* start Material *

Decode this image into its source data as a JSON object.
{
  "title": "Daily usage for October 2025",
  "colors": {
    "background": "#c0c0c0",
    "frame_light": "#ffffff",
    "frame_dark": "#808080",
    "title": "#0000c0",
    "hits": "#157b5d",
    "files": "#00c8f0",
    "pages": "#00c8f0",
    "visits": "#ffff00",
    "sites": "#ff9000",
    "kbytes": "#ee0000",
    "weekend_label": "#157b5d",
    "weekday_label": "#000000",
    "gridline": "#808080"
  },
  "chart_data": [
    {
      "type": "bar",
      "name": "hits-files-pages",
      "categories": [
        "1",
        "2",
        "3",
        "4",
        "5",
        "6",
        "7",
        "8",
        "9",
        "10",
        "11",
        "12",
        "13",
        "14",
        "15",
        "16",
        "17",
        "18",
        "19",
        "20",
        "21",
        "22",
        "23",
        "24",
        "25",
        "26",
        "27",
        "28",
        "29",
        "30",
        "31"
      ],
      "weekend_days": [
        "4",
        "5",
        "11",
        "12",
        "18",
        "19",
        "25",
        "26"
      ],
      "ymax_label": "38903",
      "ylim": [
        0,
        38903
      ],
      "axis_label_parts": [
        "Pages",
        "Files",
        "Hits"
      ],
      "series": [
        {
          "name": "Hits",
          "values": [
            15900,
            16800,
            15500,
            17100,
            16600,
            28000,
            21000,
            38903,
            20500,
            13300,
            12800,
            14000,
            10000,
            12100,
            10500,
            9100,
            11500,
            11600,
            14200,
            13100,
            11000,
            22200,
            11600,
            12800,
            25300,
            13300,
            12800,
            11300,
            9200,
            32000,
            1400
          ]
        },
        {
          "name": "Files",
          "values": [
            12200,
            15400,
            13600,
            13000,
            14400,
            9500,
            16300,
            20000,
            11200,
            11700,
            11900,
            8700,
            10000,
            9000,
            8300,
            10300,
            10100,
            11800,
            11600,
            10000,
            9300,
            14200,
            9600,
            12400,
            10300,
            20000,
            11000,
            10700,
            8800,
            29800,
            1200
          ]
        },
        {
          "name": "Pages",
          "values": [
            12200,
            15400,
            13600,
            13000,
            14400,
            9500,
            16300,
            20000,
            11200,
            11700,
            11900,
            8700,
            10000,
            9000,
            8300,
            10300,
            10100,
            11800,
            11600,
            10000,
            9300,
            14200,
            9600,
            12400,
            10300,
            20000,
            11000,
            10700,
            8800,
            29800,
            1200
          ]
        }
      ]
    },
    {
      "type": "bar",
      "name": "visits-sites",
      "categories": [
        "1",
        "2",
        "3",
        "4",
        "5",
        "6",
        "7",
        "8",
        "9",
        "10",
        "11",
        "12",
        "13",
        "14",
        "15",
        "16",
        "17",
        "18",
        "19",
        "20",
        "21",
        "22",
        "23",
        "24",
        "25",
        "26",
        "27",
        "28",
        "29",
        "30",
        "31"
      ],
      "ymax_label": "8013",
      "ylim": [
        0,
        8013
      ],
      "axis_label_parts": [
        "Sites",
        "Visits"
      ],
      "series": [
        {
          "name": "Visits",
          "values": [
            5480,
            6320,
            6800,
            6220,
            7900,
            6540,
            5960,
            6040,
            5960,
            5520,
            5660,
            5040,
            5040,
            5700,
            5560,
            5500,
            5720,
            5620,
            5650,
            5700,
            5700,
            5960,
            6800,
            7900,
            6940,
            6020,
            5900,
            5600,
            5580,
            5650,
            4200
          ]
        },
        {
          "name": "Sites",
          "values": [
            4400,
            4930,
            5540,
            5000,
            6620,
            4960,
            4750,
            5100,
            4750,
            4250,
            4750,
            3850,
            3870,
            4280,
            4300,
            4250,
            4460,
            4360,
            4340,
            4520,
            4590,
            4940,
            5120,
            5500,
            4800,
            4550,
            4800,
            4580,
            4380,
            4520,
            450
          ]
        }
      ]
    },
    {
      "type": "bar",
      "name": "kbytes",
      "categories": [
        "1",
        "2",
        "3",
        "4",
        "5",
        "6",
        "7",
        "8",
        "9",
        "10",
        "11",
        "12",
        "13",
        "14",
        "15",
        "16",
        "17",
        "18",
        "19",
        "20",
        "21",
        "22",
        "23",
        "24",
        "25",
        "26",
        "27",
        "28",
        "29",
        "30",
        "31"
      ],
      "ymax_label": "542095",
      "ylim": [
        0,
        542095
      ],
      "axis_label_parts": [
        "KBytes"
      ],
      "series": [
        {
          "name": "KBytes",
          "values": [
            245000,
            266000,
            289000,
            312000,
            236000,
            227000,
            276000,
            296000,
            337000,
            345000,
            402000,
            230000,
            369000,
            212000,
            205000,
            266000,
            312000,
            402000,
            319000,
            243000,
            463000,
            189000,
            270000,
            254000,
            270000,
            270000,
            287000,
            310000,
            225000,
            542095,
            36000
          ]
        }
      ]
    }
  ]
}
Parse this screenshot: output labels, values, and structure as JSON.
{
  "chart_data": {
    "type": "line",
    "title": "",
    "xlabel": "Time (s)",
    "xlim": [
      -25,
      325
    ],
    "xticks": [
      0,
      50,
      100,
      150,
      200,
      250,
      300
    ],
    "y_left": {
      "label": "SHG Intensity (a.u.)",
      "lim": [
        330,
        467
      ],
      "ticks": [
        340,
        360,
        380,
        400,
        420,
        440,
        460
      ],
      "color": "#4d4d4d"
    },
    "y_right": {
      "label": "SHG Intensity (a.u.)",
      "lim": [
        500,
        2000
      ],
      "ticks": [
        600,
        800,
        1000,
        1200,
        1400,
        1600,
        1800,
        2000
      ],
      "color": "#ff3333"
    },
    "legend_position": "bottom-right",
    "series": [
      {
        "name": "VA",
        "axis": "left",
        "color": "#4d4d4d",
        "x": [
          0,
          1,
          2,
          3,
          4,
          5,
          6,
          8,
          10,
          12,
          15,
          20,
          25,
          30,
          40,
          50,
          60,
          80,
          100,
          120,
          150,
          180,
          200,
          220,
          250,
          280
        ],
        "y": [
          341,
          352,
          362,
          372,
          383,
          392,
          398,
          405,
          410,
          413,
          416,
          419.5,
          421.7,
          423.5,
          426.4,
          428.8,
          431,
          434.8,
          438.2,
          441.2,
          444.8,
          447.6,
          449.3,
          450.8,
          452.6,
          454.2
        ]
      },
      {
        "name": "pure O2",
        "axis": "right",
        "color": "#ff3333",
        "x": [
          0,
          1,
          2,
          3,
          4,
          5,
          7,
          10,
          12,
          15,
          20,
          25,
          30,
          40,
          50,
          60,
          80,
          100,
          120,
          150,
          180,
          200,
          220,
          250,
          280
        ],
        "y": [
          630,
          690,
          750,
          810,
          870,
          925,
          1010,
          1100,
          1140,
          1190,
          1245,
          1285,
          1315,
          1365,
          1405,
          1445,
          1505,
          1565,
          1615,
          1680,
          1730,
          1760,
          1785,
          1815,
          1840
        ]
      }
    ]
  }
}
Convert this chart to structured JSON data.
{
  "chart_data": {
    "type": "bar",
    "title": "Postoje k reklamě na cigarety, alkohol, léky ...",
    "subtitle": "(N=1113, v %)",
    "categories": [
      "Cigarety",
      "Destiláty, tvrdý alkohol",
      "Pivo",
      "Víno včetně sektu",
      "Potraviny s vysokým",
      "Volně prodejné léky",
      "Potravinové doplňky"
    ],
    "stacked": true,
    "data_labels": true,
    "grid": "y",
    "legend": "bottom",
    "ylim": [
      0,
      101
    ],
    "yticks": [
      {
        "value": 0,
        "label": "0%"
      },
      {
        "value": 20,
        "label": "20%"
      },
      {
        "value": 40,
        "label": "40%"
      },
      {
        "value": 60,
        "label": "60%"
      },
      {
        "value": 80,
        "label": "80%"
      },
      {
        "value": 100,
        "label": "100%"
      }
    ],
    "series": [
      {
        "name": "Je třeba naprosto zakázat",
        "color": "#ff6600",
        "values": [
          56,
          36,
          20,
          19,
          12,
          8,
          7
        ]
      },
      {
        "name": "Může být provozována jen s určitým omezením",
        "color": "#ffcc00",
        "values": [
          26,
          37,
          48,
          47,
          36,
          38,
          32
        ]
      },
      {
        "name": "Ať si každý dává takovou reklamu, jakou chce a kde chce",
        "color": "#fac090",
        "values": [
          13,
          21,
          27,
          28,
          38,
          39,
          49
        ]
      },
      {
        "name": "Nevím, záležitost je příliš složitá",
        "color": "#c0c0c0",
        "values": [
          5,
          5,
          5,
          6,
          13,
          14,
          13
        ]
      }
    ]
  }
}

* end Material *

Give the lines from the one containing "Convert this chart to structured JSON data." through the end of the entries again, exactly as written and with no other lines.

Convert this chart to structured JSON data.
{
  "chart_data": {
    "type": "bar",
    "title": "Postoje k reklamě na cigarety, alkohol, léky ...",
    "subtitle": "(N=1113, v %)",
    "categories": [
      "Cigarety",
      "Destiláty, tvrdý alkohol",
      "Pivo",
      "Víno včetně sektu",
      "Potraviny s vysokým",
      "Volně prodejné léky",
      "Potravinové doplňky"
    ],
    "stacked": true,
    "data_labels": true,
    "grid": "y",
    "legend": "bottom",
    "ylim": [
      0,
      101
    ],
    "yticks": [
      {
        "value": 0,
        "label": "0%"
      },
      {
        "value": 20,
        "label": "20%"
      },
      {
        "value": 40,
        "label": "40%"
      },
      {
        "value": 60,
        "label": "60%"
      },
      {
        "value": 80,
        "label": "80%"
      },
      {
        "value": 100,
        "label": "100%"
      }
    ],
    "series": [
      {
        "name": "Je třeba naprosto zakázat",
        "color": "#ff6600",
        "values": [
          56,
          36,
          20,
          19,
          12,
          8,
          7
        ]
      },
      {
        "name": "Může být provozována jen s určitým omezením",
        "color": "#ffcc00",
        "values": [
          26,
          37,
          48,
          47,
          36,
          38,
          32
        ]
      },
      {
        "name": "Ať si každý dává takovou reklamu, jakou chce a kde chce",
        "color": "#fac090",
        "values": [
          13,
          21,
          27,
          28,
          38,
          39,
          49
        ]
      },
      {
        "name": "Nevím, záležitost je příliš složitá",
        "color": "#c0c0c0",
        "values": [
          5,
          5,
          5,
          6,
          13,
          14,
          13
        ]
      }
    ]
  }
}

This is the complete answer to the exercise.